(Data records)
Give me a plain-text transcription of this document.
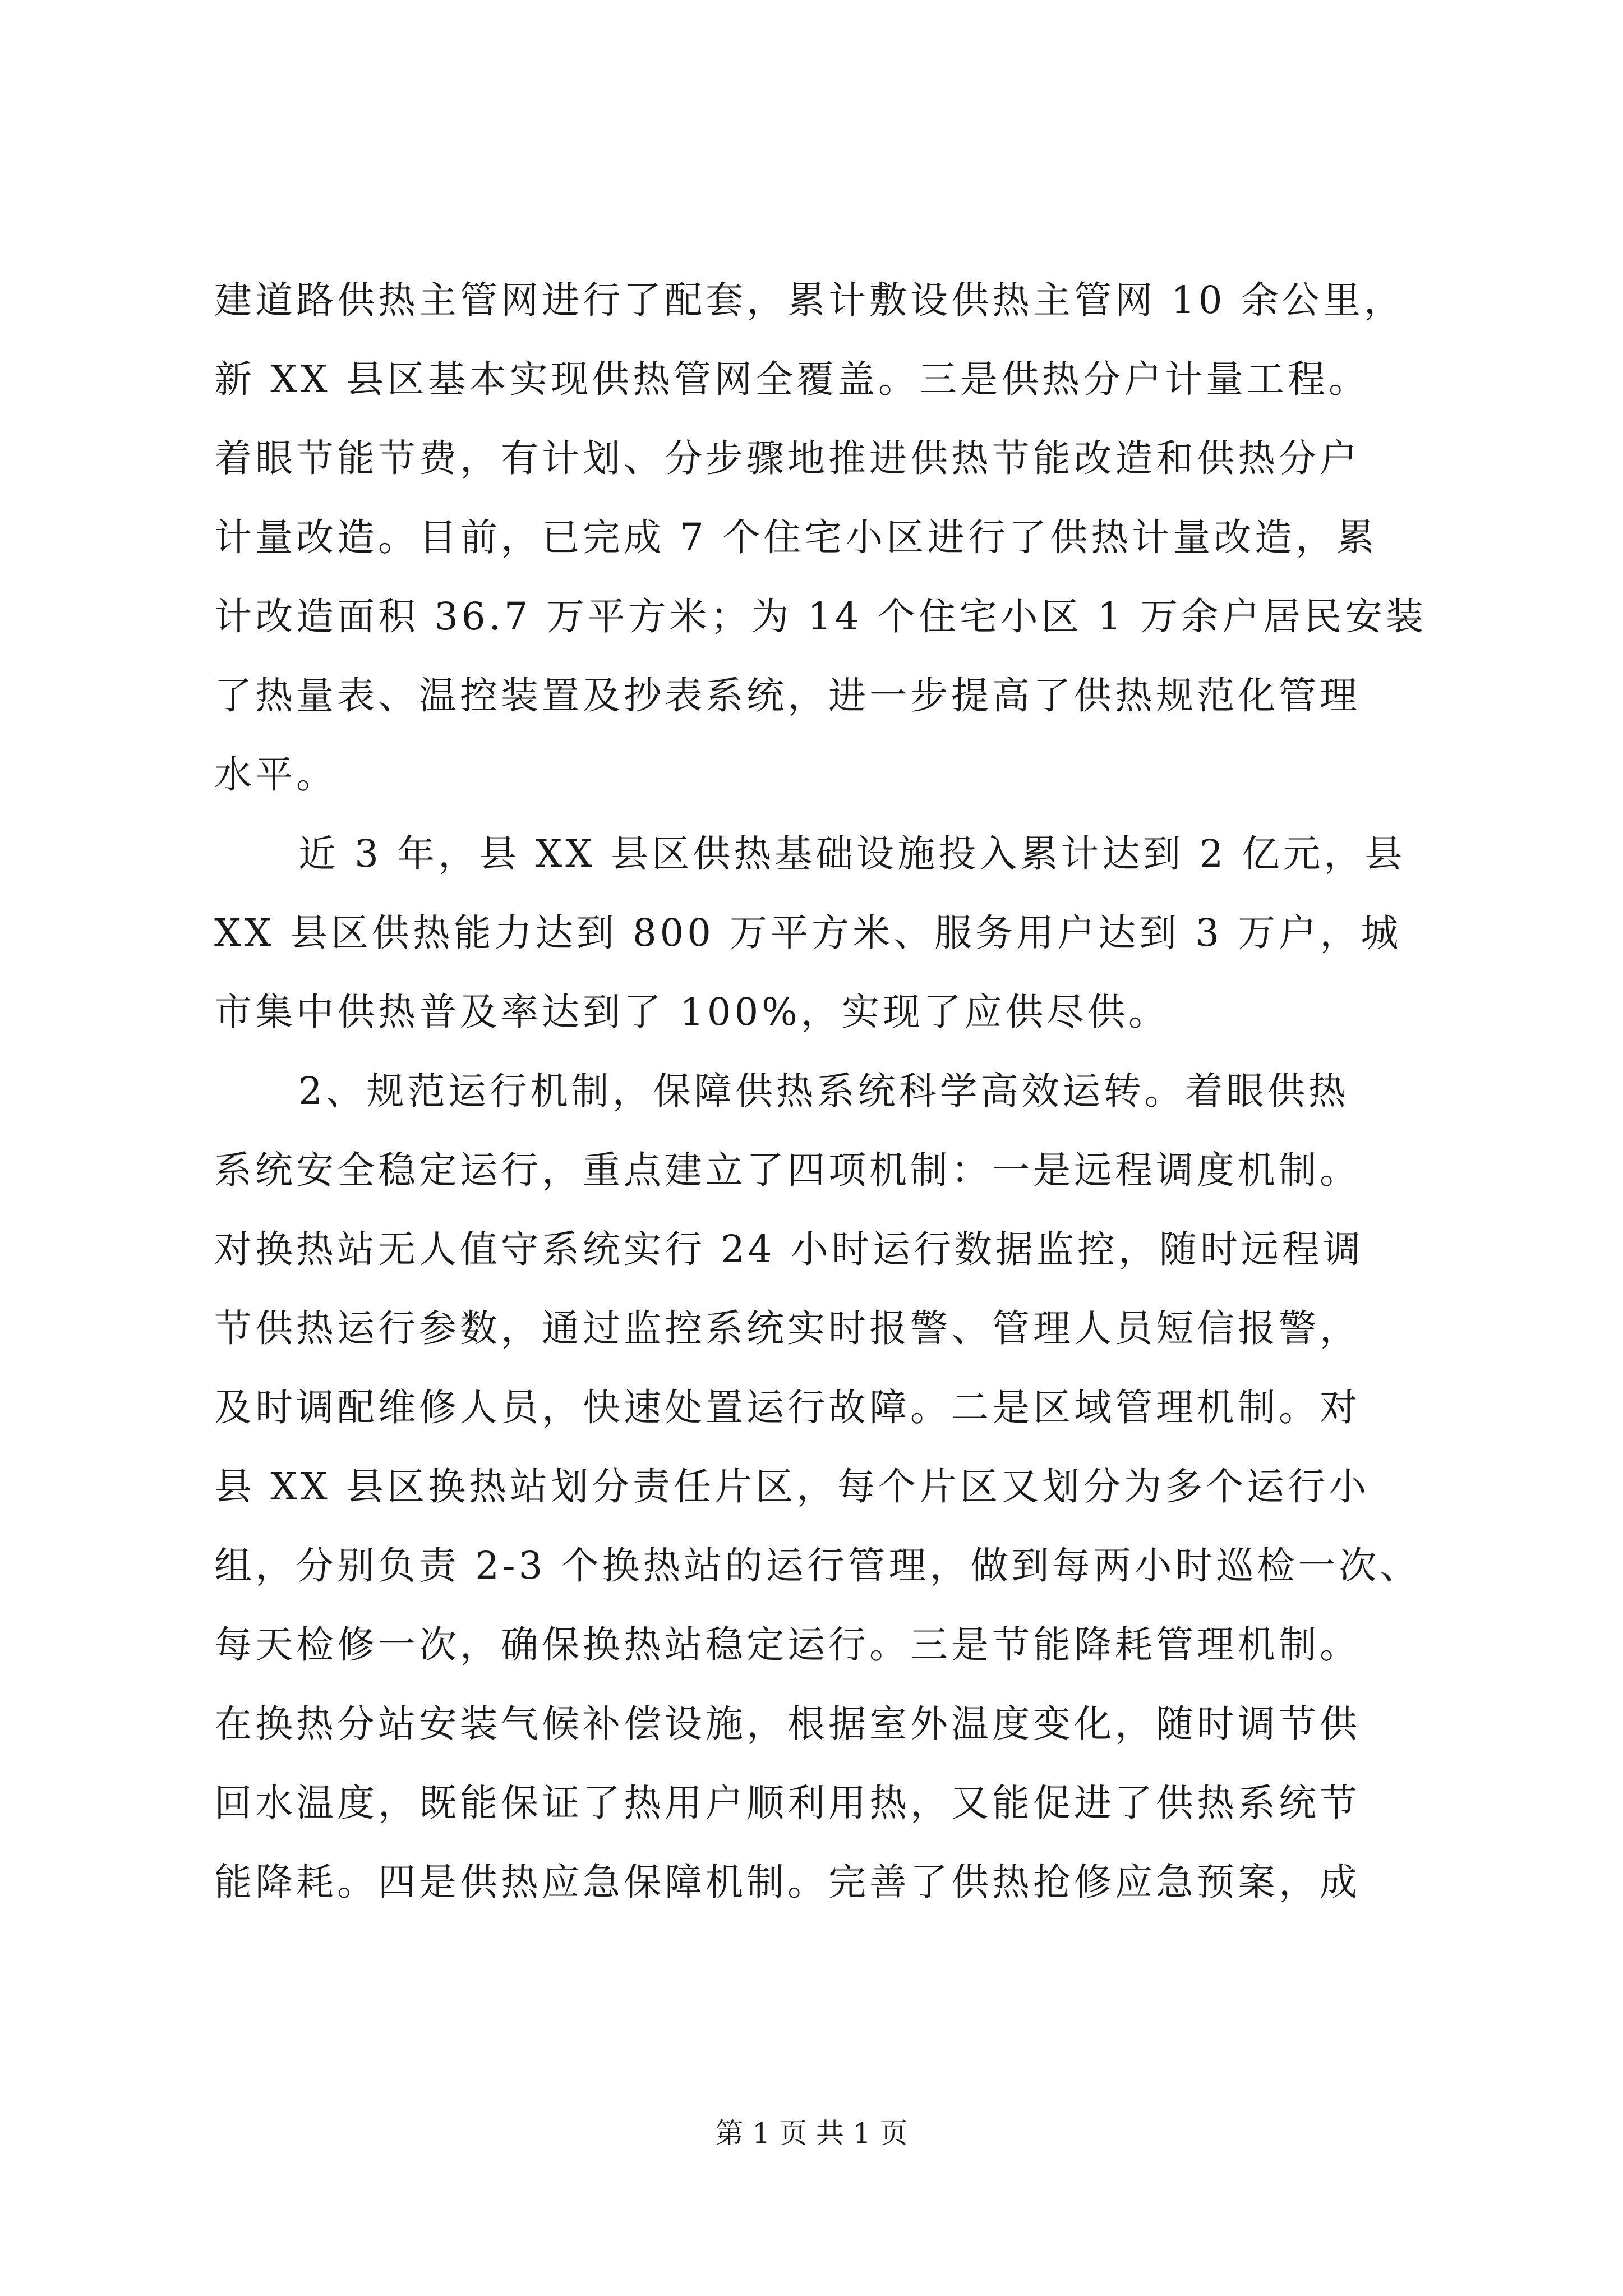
建道路供热主管网进行了配套，累计敷设供热主管网 10 余公里，
新 XX 县区基本实现供热管网全覆盖。三是供热分户计量工程。
着眼节能节费，有计划、分步骤地推进供热节能改造和供热分户
计量改造。目前，已完成 7 个住宅小区进行了供热计量改造，累
计改造面积 36.7 万平方米；为 14 个住宅小区 1 万余户居民安装
了热量表、温控装置及抄表系统，进一步提高了供热规范化管理
水平。
近 3 年，县 XX 县区供热基础设施投入累计达到 2 亿元，县
XX 县区供热能力达到 800 万平方米、服务用户达到 3 万户，城
市集中供热普及率达到了 100%，实现了应供尽供。
2、规范运行机制，保障供热系统科学高效运转。着眼供热
系统安全稳定运行，重点建立了四项机制：一是远程调度机制。
对换热站无人值守系统实行 24 小时运行数据监控，随时远程调
节供热运行参数，通过监控系统实时报警、管理人员短信报警，
及时调配维修人员，快速处置运行故障。二是区域管理机制。对
县 XX 县区换热站划分责任片区，每个片区又划分为多个运行小
组，分别负责 2-3 个换热站的运行管理，做到每两小时巡检一次、
每天检修一次，确保换热站稳定运行。三是节能降耗管理机制。
在换热分站安装气候补偿设施，根据室外温度变化，随时调节供
回水温度，既能保证了热用户顺利用热，又能促进了供热系统节
能降耗。四是供热应急保障机制。完善了供热抢修应急预案，成
第 1 页 共 1 页
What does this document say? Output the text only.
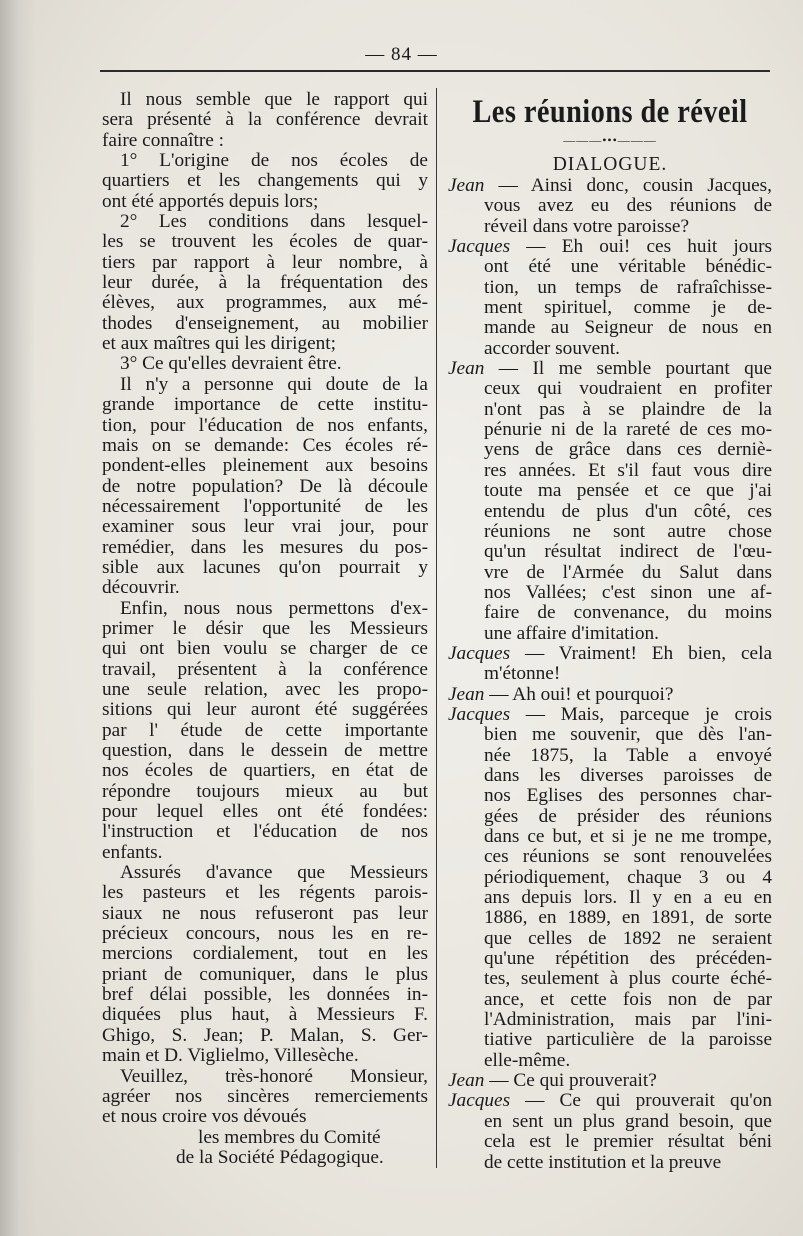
— 84 —
Il nous semble que le rapport qui
sera présenté à la conférence devrait
faire connaître :
1° L'origine de nos écoles de
quartiers et les changements qui y
ont été apportés depuis lors;
2° Les conditions dans lesquel-
les se trouvent les écoles de quar-
tiers par rapport à leur nombre, à
leur durée, à la fréquentation des
élèves, aux programmes, aux mé-
thodes d'enseignement, au mobilier
et aux maîtres qui les dirigent;
3° Ce qu'elles devraient être.
Il n'y a personne qui doute de la
grande importance de cette institu-
tion, pour l'éducation de nos enfants,
mais on se demande: Ces écoles ré-
pondent-elles pleinement aux besoins
de notre population? De là découle
nécessairement l'opportunité de les
examiner sous leur vrai jour, pour
remédier, dans les mesures du pos-
sible aux lacunes qu'on pourrait y
découvrir.
Enfin, nous nous permettons d'ex-
primer le désir que les Messieurs
qui ont bien voulu se charger de ce
travail, présentent à la conférence
une seule relation, avec les propo-
sitions qui leur auront été suggérées
par l' étude de cette importante
question, dans le dessein de mettre
nos écoles de quartiers, en état de
répondre toujours mieux au but
pour lequel elles ont été fondées:
l'instruction et l'éducation de nos
enfants.
Assurés d'avance que Messieurs
les pasteurs et les régents parois-
siaux ne nous refuseront pas leur
précieux concours, nous les en re-
mercions cordialement, tout en les
priant de comuniquer, dans le plus
bref délai possible, les données in-
diquées plus haut, à Messieurs F.
Ghigo, S. Jean; P. Malan, S. Ger-
main et D. Viglielmo, Villesèche.
Veuillez, très-honoré Monsieur,
agréer nos sincères remerciements
et nous croire vos dévoués
les membres du Comité
de la Société Pédagogique.
Les réunions de réveil
———•••———
DIALOGUE.
Jean — Ainsi donc, cousin Jacques,
vous avez eu des réunions de
réveil dans votre paroisse?
Jacques — Eh oui! ces huit jours
ont été une véritable bénédic-
tion, un temps de rafraîchisse-
ment spirituel, comme je de-
mande au Seigneur de nous en
accorder souvent.
Jean — Il me semble pourtant que
ceux qui voudraient en profiter
n'ont pas à se plaindre de la
pénurie ni de la rareté de ces mo-
yens de grâce dans ces derniè-
res années. Et s'il faut vous dire
toute ma pensée et ce que j'ai
entendu de plus d'un côté, ces
réunions ne sont autre chose
qu'un résultat indirect de l'œu-
vre de l'Armée du Salut dans
nos Vallées; c'est sinon une af-
faire de convenance, du moins
une affaire d'imitation.
Jacques — Vraiment! Eh bien, cela
m'étonne!
Jean — Ah oui! et pourquoi?
Jacques — Mais, parceque je crois
bien me souvenir, que dès l'an-
née 1875, la Table a envoyé
dans les diverses paroisses de
nos Eglises des personnes char-
gées de présider des réunions
dans ce but, et si je ne me trompe,
ces réunions se sont renouvelées
périodiquement, chaque 3 ou 4
ans depuis lors. Il y en a eu en
1886, en 1889, en 1891, de sorte
que celles de 1892 ne seraient
qu'une répétition des précéden-
tes, seulement à plus courte éché-
ance, et cette fois non de par
l'Administration, mais par l'ini-
tiative particulière de la paroisse
elle-même.
Jean — Ce qui prouverait?
Jacques — Ce qui prouverait qu'on
en sent un plus grand besoin, que
cela est le premier résultat béni
de cette institution et la preuve
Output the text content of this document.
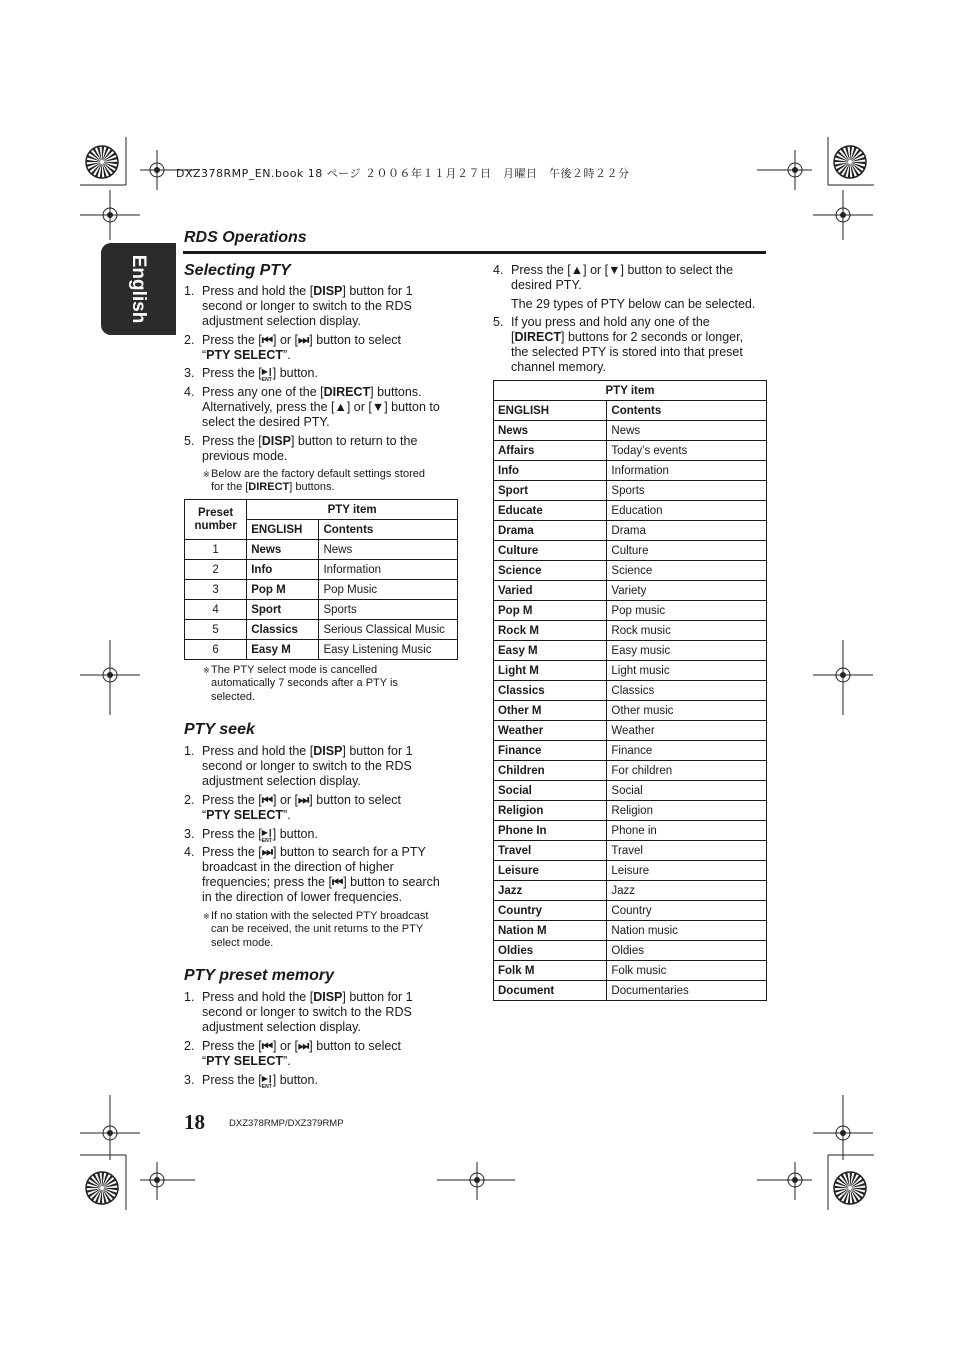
DXZ378RMP_EN.book 18 ページ ２００６年１１月２７日　月曜日　午後２時２２分
English
RDS Operations
Selecting PTY
1. Press and hold the [DISP] button for 1
second or longer to switch to the RDS
adjustment selection display.
2. Press the [⏮] or [⏭] button to select
“PTY SELECT”.
3. Press the [ ▶❙ ENT ] button.
4. Press any one of the [DIRECT] buttons.
Alternatively, press the [▲] or [▼] button to
select the desired PTY.
5. Press the [DISP] button to return to the
previous mode.
※ Below are the factory default settings stored
for the [DIRECT] buttons.
Preset
number	PTY item	
	ENGLISH	Contents
1	News	News
2	Info	Information
3	Pop M	Pop Music
4	Sport	Sports
5	Classics	Serious Classical Music
6	Easy M	Easy Listening Music
※ The PTY select mode is cancelled
automatically 7 seconds after a PTY is
selected.
PTY seek
1. Press and hold the [DISP] button for 1
second or longer to switch to the RDS
adjustment selection display.
2. Press the [⏮] or [⏭] button to select
“PTY SELECT”.
3. Press the [ ▶❙ ENT ] button.
4. Press the [⏭] button to search for a PTY
broadcast in the direction of higher
frequencies; press the [⏮] button to search
in the direction of lower frequencies.
※ If no station with the selected PTY broadcast
can be received, the unit returns to the PTY
select mode.
PTY preset memory
1. Press and hold the [DISP] button for 1
second or longer to switch to the RDS
adjustment selection display.
2. Press the [⏮] or [⏭] button to select
“PTY SELECT”.
3. Press the [ ▶❙ ENT ] button.
4. Press the [▲] or [▼] button to select the
desired PTY.
The 29 types of PTY below can be selected.
5. If you press and hold any one of the
[DIRECT] buttons for 2 seconds or longer,
the selected PTY is stored into that preset
channel memory.
PTY item	
ENGLISH	Contents
News	News
Affairs	Today’s events
Info	Information
Sport	Sports
Educate	Education
Drama	Drama
Culture	Culture
Science	Science
Varied	Variety
Pop M	Pop music
Rock M	Rock music
Easy M	Easy music
Light M	Light music
Classics	Classics
Other M	Other music
Weather	Weather
Finance	Finance
Children	For children
Social	Social
Religion	Religion
Phone In	Phone in
Travel	Travel
Leisure	Leisure
Jazz	Jazz
Country	Country
Nation M	Nation music
Oldies	Oldies
Folk M	Folk music
Document	Documentaries
18	DXZ378RMP/DXZ379RMP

§ Short problem
What is the number of lines in the data that hold the word "broadcast"? Reply with that number and nothing else.

§ Finished exercise
2